▸ Records provided:
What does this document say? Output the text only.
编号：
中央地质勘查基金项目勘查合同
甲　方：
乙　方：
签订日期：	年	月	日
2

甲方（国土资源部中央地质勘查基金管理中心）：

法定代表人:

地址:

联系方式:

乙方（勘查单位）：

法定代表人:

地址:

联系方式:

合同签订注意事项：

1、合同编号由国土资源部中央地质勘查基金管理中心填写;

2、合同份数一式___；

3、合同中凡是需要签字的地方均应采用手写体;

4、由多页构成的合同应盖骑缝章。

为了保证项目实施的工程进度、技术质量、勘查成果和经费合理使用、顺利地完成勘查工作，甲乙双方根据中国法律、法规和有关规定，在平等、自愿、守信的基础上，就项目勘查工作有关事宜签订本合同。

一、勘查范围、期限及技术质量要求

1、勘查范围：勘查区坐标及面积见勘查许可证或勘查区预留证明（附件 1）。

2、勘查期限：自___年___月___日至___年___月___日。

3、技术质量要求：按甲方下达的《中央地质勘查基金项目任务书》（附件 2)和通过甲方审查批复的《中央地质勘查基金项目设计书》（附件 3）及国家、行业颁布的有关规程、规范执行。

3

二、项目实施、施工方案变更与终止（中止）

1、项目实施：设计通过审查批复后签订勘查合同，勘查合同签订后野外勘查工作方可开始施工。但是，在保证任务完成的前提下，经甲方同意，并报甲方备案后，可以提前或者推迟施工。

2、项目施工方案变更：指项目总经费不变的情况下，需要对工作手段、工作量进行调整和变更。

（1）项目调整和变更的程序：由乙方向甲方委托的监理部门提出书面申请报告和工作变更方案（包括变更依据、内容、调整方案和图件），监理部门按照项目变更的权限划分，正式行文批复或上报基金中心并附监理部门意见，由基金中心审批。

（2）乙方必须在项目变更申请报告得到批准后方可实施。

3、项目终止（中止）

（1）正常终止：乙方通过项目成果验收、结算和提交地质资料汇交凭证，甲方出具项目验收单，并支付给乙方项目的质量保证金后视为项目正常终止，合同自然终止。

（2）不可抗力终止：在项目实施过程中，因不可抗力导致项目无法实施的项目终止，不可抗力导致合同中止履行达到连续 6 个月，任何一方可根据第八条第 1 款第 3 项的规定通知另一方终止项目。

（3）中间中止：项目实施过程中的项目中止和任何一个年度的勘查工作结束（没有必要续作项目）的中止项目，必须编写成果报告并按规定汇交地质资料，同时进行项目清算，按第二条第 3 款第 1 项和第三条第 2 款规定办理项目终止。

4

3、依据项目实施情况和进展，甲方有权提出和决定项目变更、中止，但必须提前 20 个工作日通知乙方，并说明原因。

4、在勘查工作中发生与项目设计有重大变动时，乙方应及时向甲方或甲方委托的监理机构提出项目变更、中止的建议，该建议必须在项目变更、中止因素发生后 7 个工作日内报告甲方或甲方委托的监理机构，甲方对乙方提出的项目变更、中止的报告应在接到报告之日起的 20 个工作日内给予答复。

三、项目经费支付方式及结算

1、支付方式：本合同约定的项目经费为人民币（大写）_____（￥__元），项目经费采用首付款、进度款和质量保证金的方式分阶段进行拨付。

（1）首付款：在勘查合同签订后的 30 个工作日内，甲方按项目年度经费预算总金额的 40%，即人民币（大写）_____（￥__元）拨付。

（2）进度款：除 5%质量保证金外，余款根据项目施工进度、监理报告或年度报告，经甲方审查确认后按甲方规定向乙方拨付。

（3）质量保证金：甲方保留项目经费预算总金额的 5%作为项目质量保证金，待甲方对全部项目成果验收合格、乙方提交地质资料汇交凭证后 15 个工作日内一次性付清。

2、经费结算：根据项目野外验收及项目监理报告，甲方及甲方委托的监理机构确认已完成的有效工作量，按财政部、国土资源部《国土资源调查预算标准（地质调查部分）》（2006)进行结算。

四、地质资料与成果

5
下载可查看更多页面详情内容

▸ Job: From the data, pick out every line that includes "勘查范围".

▸ Task solution:
一、勘查范围、期限及技术质量要求
1、勘查范围：勘查区坐标及面积见勘查许可证或勘查区预留证明（附件 1）。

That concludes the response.